Reproduce every line in the listing that contains the word "this".

— Start —

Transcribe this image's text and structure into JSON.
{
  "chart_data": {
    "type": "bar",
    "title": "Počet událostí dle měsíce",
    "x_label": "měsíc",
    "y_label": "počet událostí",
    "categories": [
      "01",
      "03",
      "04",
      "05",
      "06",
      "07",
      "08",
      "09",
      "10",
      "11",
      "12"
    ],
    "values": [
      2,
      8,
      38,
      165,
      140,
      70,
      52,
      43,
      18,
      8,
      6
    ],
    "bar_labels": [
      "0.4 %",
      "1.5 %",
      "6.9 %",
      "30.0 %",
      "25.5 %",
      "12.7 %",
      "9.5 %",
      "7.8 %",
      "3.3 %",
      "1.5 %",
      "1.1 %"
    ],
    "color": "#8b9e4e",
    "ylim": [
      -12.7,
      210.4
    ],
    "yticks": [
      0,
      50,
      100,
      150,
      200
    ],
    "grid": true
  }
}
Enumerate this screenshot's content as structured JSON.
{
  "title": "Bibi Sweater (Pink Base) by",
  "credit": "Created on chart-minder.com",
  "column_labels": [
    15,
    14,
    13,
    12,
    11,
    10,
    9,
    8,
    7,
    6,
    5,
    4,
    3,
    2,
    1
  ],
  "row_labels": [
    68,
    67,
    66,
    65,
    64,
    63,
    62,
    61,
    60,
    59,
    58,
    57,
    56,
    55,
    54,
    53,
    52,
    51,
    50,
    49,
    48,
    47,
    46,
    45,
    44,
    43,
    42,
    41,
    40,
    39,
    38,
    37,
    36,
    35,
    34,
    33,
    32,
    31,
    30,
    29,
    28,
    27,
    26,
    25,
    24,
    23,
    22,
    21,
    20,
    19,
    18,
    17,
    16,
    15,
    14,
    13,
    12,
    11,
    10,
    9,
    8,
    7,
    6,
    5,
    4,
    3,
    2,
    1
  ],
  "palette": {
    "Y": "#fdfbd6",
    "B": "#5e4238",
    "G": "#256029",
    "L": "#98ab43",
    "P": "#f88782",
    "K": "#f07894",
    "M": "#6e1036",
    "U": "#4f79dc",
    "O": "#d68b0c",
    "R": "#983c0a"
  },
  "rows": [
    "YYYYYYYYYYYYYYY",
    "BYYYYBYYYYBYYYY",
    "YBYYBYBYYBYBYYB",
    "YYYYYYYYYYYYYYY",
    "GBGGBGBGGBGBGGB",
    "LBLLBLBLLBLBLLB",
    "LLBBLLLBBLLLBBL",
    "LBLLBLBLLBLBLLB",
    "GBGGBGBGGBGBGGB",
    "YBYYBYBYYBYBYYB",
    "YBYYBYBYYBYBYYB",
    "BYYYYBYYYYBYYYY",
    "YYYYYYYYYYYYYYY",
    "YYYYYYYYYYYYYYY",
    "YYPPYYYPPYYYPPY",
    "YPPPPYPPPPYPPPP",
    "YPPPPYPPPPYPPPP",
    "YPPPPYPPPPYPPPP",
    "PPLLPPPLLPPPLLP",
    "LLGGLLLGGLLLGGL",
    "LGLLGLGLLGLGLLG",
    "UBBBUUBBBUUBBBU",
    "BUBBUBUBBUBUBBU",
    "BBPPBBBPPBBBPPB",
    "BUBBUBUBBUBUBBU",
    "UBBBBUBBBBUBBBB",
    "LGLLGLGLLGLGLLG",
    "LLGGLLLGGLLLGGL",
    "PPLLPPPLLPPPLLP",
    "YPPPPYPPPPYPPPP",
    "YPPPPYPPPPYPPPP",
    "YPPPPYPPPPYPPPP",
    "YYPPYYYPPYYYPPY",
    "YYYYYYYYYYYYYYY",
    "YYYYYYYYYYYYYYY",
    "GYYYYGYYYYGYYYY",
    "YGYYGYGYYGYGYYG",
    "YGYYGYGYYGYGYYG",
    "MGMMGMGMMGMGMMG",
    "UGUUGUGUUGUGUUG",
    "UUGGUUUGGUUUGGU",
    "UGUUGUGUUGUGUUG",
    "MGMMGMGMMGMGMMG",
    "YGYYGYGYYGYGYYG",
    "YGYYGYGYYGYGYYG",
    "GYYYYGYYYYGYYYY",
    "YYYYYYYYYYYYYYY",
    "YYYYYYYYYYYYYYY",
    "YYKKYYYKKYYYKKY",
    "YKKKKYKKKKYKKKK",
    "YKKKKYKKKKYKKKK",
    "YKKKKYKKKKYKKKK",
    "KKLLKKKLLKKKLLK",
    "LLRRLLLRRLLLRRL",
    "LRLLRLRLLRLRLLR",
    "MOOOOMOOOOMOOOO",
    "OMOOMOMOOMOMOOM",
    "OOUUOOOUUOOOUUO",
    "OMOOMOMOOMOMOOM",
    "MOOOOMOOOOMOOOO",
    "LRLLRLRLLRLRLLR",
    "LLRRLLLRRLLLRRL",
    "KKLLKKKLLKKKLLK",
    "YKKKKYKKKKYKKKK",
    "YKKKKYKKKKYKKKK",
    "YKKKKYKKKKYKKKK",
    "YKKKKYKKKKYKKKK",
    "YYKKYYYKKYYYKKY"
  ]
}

— End —

| RESULT OF THE TASK |
Transcribe this image's text and structure into JSON.
Enumerate this screenshot's content as structured JSON.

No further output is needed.